(What to work on): Reproduce the entries in full, with no changes.

(Data records):

○ ○ ○ ○ ○ ○ ○

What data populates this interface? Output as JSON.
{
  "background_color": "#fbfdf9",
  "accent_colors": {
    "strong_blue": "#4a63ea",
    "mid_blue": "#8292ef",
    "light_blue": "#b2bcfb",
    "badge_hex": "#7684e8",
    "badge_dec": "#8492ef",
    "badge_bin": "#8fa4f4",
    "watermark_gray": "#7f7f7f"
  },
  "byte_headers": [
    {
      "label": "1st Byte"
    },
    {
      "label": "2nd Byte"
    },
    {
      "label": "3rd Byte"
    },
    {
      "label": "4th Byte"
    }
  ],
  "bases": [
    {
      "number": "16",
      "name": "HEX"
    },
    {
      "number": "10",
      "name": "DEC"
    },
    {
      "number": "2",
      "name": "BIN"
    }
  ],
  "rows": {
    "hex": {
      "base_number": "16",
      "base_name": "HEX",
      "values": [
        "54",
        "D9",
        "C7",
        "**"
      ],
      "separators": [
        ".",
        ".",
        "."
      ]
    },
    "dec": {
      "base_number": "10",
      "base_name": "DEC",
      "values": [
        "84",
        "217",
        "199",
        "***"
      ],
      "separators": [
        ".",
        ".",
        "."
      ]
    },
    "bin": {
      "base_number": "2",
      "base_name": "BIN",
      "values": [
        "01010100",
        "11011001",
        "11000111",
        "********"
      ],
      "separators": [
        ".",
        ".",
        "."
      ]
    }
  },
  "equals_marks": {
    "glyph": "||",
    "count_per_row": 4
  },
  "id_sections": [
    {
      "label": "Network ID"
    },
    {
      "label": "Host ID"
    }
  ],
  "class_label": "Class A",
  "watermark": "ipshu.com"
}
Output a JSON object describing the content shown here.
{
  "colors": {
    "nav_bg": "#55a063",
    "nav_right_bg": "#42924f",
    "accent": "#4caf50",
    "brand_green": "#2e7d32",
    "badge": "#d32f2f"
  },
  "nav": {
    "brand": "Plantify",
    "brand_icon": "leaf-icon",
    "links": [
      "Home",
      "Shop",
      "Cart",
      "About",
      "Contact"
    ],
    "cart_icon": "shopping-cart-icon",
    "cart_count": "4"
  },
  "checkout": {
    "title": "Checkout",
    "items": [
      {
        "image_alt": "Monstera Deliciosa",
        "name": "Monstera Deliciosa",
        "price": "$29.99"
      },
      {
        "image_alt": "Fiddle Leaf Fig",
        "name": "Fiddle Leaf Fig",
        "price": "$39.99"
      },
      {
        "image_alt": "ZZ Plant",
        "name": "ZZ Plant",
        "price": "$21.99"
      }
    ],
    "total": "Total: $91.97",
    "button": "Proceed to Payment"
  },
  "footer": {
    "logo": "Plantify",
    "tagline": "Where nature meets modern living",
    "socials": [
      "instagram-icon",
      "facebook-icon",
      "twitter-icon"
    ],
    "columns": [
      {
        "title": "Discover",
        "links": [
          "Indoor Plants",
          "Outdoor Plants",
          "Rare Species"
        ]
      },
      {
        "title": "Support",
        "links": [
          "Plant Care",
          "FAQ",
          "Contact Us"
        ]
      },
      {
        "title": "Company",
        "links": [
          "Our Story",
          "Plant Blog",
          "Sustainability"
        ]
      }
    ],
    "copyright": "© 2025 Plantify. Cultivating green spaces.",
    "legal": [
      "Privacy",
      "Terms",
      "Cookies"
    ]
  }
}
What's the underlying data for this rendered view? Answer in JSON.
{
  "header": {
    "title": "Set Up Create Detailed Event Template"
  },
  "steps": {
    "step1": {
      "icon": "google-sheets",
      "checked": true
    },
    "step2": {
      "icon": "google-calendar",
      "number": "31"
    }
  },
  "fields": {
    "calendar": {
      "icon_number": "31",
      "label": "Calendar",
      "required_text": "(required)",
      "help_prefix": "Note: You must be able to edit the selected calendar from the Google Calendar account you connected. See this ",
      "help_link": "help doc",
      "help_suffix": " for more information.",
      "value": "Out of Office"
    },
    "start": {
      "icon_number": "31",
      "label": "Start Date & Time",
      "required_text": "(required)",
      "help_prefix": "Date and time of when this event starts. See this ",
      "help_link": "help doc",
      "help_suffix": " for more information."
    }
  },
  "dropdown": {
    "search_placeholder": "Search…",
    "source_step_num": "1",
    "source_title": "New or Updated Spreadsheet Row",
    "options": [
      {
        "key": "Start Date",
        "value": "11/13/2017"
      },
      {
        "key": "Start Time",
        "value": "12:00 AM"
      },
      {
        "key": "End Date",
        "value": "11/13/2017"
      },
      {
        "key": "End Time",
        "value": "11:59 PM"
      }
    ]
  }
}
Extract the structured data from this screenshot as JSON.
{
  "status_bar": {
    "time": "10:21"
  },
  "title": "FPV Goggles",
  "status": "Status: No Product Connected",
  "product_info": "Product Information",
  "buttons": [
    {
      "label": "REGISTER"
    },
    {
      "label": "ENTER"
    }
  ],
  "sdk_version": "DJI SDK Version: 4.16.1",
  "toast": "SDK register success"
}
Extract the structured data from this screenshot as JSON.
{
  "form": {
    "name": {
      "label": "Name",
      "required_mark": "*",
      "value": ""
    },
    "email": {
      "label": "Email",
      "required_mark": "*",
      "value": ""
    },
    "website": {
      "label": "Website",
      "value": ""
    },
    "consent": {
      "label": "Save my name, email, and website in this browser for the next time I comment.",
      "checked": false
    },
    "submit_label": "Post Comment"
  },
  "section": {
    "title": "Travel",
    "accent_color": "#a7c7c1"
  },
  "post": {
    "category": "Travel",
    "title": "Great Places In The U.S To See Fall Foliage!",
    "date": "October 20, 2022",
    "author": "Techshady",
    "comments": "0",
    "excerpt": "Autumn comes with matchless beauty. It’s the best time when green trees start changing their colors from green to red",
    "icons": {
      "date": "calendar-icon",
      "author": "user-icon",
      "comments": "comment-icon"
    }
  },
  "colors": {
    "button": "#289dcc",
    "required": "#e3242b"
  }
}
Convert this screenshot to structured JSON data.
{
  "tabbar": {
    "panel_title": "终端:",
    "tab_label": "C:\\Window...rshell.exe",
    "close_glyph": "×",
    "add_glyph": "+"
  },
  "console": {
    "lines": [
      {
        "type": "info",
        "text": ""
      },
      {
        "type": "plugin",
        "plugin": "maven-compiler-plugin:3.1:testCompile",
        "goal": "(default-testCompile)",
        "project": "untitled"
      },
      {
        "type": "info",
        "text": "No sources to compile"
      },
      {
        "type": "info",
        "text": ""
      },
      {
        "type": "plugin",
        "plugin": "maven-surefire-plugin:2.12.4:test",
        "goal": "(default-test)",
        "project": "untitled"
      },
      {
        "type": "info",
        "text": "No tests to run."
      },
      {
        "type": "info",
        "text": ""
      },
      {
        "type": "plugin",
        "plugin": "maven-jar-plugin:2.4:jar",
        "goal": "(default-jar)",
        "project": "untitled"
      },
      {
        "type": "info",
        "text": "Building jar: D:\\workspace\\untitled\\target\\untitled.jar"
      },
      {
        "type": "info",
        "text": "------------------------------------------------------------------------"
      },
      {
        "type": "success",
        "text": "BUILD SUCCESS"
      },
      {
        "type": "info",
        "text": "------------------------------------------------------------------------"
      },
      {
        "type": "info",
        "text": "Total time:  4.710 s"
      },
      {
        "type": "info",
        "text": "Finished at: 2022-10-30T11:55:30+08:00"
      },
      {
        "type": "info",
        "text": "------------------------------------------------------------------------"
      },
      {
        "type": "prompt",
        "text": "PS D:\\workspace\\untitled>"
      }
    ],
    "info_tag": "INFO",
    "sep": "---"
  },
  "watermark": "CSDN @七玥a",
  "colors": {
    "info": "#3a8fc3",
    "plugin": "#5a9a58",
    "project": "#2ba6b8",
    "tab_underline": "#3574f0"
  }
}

○ ○ ○ ○ ○ ○ ○

(Written reply):
What data populates this interface? Output as JSON.
{
  "background_color": "#fbfdf9",
  "accent_colors": {
    "strong_blue": "#4a63ea",
    "mid_blue": "#8292ef",
    "light_blue": "#b2bcfb",
    "badge_hex": "#7684e8",
    "badge_dec": "#8492ef",
    "badge_bin": "#8fa4f4",
    "watermark_gray": "#7f7f7f"
  },
  "byte_headers": [
    {
      "label": "1st Byte"
    },
    {
      "label": "2nd Byte"
    },
    {
      "label": "3rd Byte"
    },
    {
      "label": "4th Byte"
    }
  ],
  "bases": [
    {
      "number": "16",
      "name": "HEX"
    },
    {
      "number": "10",
      "name": "DEC"
    },
    {
      "number": "2",
      "name": "BIN"
    }
  ],
  "rows": {
    "hex": {
      "base_number": "16",
      "base_name": "HEX",
      "values": [
        "54",
        "D9",
        "C7",
        "**"
      ],
      "separators": [
        ".",
        ".",
        "."
      ]
    },
    "dec": {
      "base_number": "10",
      "base_name": "DEC",
      "values": [
        "84",
        "217",
        "199",
        "***"
      ],
      "separators": [
        ".",
        ".",
        "."
      ]
    },
    "bin": {
      "base_number": "2",
      "base_name": "BIN",
      "values": [
        "01010100",
        "11011001",
        "11000111",
        "********"
      ],
      "separators": [
        ".",
        ".",
        "."
      ]
    }
  },
  "equals_marks": {
    "glyph": "||",
    "count_per_row": 4
  },
  "id_sections": [
    {
      "label": "Network ID"
    },
    {
      "label": "Host ID"
    }
  ],
  "class_label": "Class A",
  "watermark": "ipshu.com"
}
Output a JSON object describing the content shown here.
{
  "colors": {
    "nav_bg": "#55a063",
    "nav_right_bg": "#42924f",
    "accent": "#4caf50",
    "brand_green": "#2e7d32",
    "badge": "#d32f2f"
  },
  "nav": {
    "brand": "Plantify",
    "brand_icon": "leaf-icon",
    "links": [
      "Home",
      "Shop",
      "Cart",
      "About",
      "Contact"
    ],
    "cart_icon": "shopping-cart-icon",
    "cart_count": "4"
  },
  "checkout": {
    "title": "Checkout",
    "items": [
      {
        "image_alt": "Monstera Deliciosa",
        "name": "Monstera Deliciosa",
        "price": "$29.99"
      },
      {
        "image_alt": "Fiddle Leaf Fig",
        "name": "Fiddle Leaf Fig",
        "price": "$39.99"
      },
      {
        "image_alt": "ZZ Plant",
        "name": "ZZ Plant",
        "price": "$21.99"
      }
    ],
    "total": "Total: $91.97",
    "button": "Proceed to Payment"
  },
  "footer": {
    "logo": "Plantify",
    "tagline": "Where nature meets modern living",
    "socials": [
      "instagram-icon",
      "facebook-icon",
      "twitter-icon"
    ],
    "columns": [
      {
        "title": "Discover",
        "links": [
          "Indoor Plants",
          "Outdoor Plants",
          "Rare Species"
        ]
      },
      {
        "title": "Support",
        "links": [
          "Plant Care",
          "FAQ",
          "Contact Us"
        ]
      },
      {
        "title": "Company",
        "links": [
          "Our Story",
          "Plant Blog",
          "Sustainability"
        ]
      }
    ],
    "copyright": "© 2025 Plantify. Cultivating green spaces.",
    "legal": [
      "Privacy",
      "Terms",
      "Cookies"
    ]
  }
}
What's the underlying data for this rendered view? Answer in JSON.
{
  "header": {
    "title": "Set Up Create Detailed Event Template"
  },
  "steps": {
    "step1": {
      "icon": "google-sheets",
      "checked": true
    },
    "step2": {
      "icon": "google-calendar",
      "number": "31"
    }
  },
  "fields": {
    "calendar": {
      "icon_number": "31",
      "label": "Calendar",
      "required_text": "(required)",
      "help_prefix": "Note: You must be able to edit the selected calendar from the Google Calendar account you connected. See this ",
      "help_link": "help doc",
      "help_suffix": " for more information.",
      "value": "Out of Office"
    },
    "start": {
      "icon_number": "31",
      "label": "Start Date & Time",
      "required_text": "(required)",
      "help_prefix": "Date and time of when this event starts. See this ",
      "help_link": "help doc",
      "help_suffix": " for more information."
    }
  },
  "dropdown": {
    "search_placeholder": "Search…",
    "source_step_num": "1",
    "source_title": "New or Updated Spreadsheet Row",
    "options": [
      {
        "key": "Start Date",
        "value": "11/13/2017"
      },
      {
        "key": "Start Time",
        "value": "12:00 AM"
      },
      {
        "key": "End Date",
        "value": "11/13/2017"
      },
      {
        "key": "End Time",
        "value": "11:59 PM"
      }
    ]
  }
}
Extract the structured data from this screenshot as JSON.
{
  "status_bar": {
    "time": "10:21"
  },
  "title": "FPV Goggles",
  "status": "Status: No Product Connected",
  "product_info": "Product Information",
  "buttons": [
    {
      "label": "REGISTER"
    },
    {
      "label": "ENTER"
    }
  ],
  "sdk_version": "DJI SDK Version: 4.16.1",
  "toast": "SDK register success"
}
Extract the structured data from this screenshot as JSON.
{
  "form": {
    "name": {
      "label": "Name",
      "required_mark": "*",
      "value": ""
    },
    "email": {
      "label": "Email",
      "required_mark": "*",
      "value": ""
    },
    "website": {
      "label": "Website",
      "value": ""
    },
    "consent": {
      "label": "Save my name, email, and website in this browser for the next time I comment.",
      "checked": false
    },
    "submit_label": "Post Comment"
  },
  "section": {
    "title": "Travel",
    "accent_color": "#a7c7c1"
  },
  "post": {
    "category": "Travel",
    "title": "Great Places In The U.S To See Fall Foliage!",
    "date": "October 20, 2022",
    "author": "Techshady",
    "comments": "0",
    "excerpt": "Autumn comes with matchless beauty. It’s the best time when green trees start changing their colors from green to red",
    "icons": {
      "date": "calendar-icon",
      "author": "user-icon",
      "comments": "comment-icon"
    }
  },
  "colors": {
    "button": "#289dcc",
    "required": "#e3242b"
  }
}
Convert this screenshot to structured JSON data.
{
  "tabbar": {
    "panel_title": "终端:",
    "tab_label": "C:\\Window...rshell.exe",
    "close_glyph": "×",
    "add_glyph": "+"
  },
  "console": {
    "lines": [
      {
        "type": "info",
        "text": ""
      },
      {
        "type": "plugin",
        "plugin": "maven-compiler-plugin:3.1:testCompile",
        "goal": "(default-testCompile)",
        "project": "untitled"
      },
      {
        "type": "info",
        "text": "No sources to compile"
      },
      {
        "type": "info",
        "text": ""
      },
      {
        "type": "plugin",
        "plugin": "maven-surefire-plugin:2.12.4:test",
        "goal": "(default-test)",
        "project": "untitled"
      },
      {
        "type": "info",
        "text": "No tests to run."
      },
      {
        "type": "info",
        "text": ""
      },
      {
        "type": "plugin",
        "plugin": "maven-jar-plugin:2.4:jar",
        "goal": "(default-jar)",
        "project": "untitled"
      },
      {
        "type": "info",
        "text": "Building jar: D:\\workspace\\untitled\\target\\untitled.jar"
      },
      {
        "type": "info",
        "text": "------------------------------------------------------------------------"
      },
      {
        "type": "success",
        "text": "BUILD SUCCESS"
      },
      {
        "type": "info",
        "text": "------------------------------------------------------------------------"
      },
      {
        "type": "info",
        "text": "Total time:  4.710 s"
      },
      {
        "type": "info",
        "text": "Finished at: 2022-10-30T11:55:30+08:00"
      },
      {
        "type": "info",
        "text": "------------------------------------------------------------------------"
      },
      {
        "type": "prompt",
        "text": "PS D:\\workspace\\untitled>"
      }
    ],
    "info_tag": "INFO",
    "sep": "---"
  },
  "watermark": "CSDN @七玥a",
  "colors": {
    "info": "#3a8fc3",
    "plugin": "#5a9a58",
    "project": "#2ba6b8",
    "tab_underline": "#3574f0"
  }
}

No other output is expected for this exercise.